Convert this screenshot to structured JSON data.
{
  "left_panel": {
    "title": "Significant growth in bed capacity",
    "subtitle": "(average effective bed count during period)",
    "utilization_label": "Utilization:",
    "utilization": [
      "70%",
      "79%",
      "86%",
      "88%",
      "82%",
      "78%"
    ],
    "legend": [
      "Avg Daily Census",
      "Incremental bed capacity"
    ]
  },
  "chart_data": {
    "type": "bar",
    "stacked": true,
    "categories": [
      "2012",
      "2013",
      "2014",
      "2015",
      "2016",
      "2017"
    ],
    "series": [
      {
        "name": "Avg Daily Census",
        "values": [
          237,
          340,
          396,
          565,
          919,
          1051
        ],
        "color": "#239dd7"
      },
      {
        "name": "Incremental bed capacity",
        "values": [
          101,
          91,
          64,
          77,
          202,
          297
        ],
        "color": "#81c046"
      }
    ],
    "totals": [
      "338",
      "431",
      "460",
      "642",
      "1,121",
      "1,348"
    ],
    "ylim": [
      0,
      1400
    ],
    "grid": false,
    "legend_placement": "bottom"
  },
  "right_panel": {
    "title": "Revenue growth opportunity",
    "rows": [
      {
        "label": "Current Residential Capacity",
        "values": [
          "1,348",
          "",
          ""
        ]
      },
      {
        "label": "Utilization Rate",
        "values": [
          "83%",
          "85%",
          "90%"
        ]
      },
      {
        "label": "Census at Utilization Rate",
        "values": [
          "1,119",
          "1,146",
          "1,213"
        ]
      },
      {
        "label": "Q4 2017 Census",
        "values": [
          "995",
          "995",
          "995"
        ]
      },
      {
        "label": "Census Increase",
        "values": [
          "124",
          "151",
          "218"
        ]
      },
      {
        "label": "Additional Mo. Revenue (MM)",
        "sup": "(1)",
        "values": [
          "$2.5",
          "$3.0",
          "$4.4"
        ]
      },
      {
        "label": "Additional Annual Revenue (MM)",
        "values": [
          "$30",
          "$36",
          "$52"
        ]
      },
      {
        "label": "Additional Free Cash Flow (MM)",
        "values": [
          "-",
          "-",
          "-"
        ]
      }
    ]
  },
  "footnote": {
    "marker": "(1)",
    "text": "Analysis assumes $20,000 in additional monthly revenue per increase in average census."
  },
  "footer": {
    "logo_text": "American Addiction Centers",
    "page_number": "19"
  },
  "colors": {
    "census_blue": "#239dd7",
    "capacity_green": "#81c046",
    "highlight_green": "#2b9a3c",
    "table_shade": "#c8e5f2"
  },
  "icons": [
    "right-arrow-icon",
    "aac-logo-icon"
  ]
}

— What to produce —
Transcribe the records above exactly as they appear.

— Written response —
Convert this screenshot to structured JSON data.
{
  "left_panel": {
    "title": "Significant growth in bed capacity",
    "subtitle": "(average effective bed count during period)",
    "utilization_label": "Utilization:",
    "utilization": [
      "70%",
      "79%",
      "86%",
      "88%",
      "82%",
      "78%"
    ],
    "legend": [
      "Avg Daily Census",
      "Incremental bed capacity"
    ]
  },
  "chart_data": {
    "type": "bar",
    "stacked": true,
    "categories": [
      "2012",
      "2013",
      "2014",
      "2015",
      "2016",
      "2017"
    ],
    "series": [
      {
        "name": "Avg Daily Census",
        "values": [
          237,
          340,
          396,
          565,
          919,
          1051
        ],
        "color": "#239dd7"
      },
      {
        "name": "Incremental bed capacity",
        "values": [
          101,
          91,
          64,
          77,
          202,
          297
        ],
        "color": "#81c046"
      }
    ],
    "totals": [
      "338",
      "431",
      "460",
      "642",
      "1,121",
      "1,348"
    ],
    "ylim": [
      0,
      1400
    ],
    "grid": false,
    "legend_placement": "bottom"
  },
  "right_panel": {
    "title": "Revenue growth opportunity",
    "rows": [
      {
        "label": "Current Residential Capacity",
        "values": [
          "1,348",
          "",
          ""
        ]
      },
      {
        "label": "Utilization Rate",
        "values": [
          "83%",
          "85%",
          "90%"
        ]
      },
      {
        "label": "Census at Utilization Rate",
        "values": [
          "1,119",
          "1,146",
          "1,213"
        ]
      },
      {
        "label": "Q4 2017 Census",
        "values": [
          "995",
          "995",
          "995"
        ]
      },
      {
        "label": "Census Increase",
        "values": [
          "124",
          "151",
          "218"
        ]
      },
      {
        "label": "Additional Mo. Revenue (MM)",
        "sup": "(1)",
        "values": [
          "$2.5",
          "$3.0",
          "$4.4"
        ]
      },
      {
        "label": "Additional Annual Revenue (MM)",
        "values": [
          "$30",
          "$36",
          "$52"
        ]
      },
      {
        "label": "Additional Free Cash Flow (MM)",
        "values": [
          "-",
          "-",
          "-"
        ]
      }
    ]
  },
  "footnote": {
    "marker": "(1)",
    "text": "Analysis assumes $20,000 in additional monthly revenue per increase in average census."
  },
  "footer": {
    "logo_text": "American Addiction Centers",
    "page_number": "19"
  },
  "colors": {
    "census_blue": "#239dd7",
    "capacity_green": "#81c046",
    "highlight_green": "#2b9a3c",
    "table_shade": "#c8e5f2"
  },
  "icons": [
    "right-arrow-icon",
    "aac-logo-icon"
  ]
}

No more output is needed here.